Entries with figure data:
-=-=-=-=-

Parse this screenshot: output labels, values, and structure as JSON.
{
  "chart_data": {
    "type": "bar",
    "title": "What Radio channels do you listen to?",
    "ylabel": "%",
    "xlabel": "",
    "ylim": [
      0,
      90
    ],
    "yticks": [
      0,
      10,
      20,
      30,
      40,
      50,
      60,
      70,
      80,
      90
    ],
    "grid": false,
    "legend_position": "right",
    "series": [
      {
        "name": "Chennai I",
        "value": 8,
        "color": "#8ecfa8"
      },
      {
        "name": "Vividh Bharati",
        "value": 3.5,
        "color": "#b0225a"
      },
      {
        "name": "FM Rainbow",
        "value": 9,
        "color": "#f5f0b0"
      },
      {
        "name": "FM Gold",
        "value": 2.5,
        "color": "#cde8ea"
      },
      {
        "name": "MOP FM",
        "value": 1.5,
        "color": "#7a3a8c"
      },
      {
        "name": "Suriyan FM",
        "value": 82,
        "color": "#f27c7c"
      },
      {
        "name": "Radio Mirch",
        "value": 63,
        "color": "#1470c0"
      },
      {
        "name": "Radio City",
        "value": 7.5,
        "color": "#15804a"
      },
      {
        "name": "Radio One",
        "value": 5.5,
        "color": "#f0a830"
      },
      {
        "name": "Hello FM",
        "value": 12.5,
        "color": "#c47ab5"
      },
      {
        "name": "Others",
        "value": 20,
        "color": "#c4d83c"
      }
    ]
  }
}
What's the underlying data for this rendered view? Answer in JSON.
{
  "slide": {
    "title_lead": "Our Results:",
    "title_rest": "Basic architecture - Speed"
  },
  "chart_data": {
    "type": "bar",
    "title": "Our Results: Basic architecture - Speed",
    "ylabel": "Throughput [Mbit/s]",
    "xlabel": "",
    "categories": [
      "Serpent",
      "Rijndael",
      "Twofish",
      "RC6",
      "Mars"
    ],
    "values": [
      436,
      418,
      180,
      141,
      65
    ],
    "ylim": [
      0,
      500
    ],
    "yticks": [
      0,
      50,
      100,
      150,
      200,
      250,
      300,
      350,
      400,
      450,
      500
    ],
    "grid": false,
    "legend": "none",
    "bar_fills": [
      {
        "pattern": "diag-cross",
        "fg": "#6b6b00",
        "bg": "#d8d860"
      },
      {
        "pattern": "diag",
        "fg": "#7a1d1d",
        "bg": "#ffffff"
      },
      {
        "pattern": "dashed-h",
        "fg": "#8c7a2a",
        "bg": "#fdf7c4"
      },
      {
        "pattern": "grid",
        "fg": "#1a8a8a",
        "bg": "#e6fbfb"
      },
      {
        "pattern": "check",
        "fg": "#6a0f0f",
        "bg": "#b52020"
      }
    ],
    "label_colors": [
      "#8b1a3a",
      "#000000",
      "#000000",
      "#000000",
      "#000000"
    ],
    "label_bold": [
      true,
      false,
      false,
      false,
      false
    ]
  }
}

-=-=-=-=-

◆ AIM OF THE TASK: Say how many lines in the listing above include "pattern". Give nothing but the number.

◆ SOLUTION: 5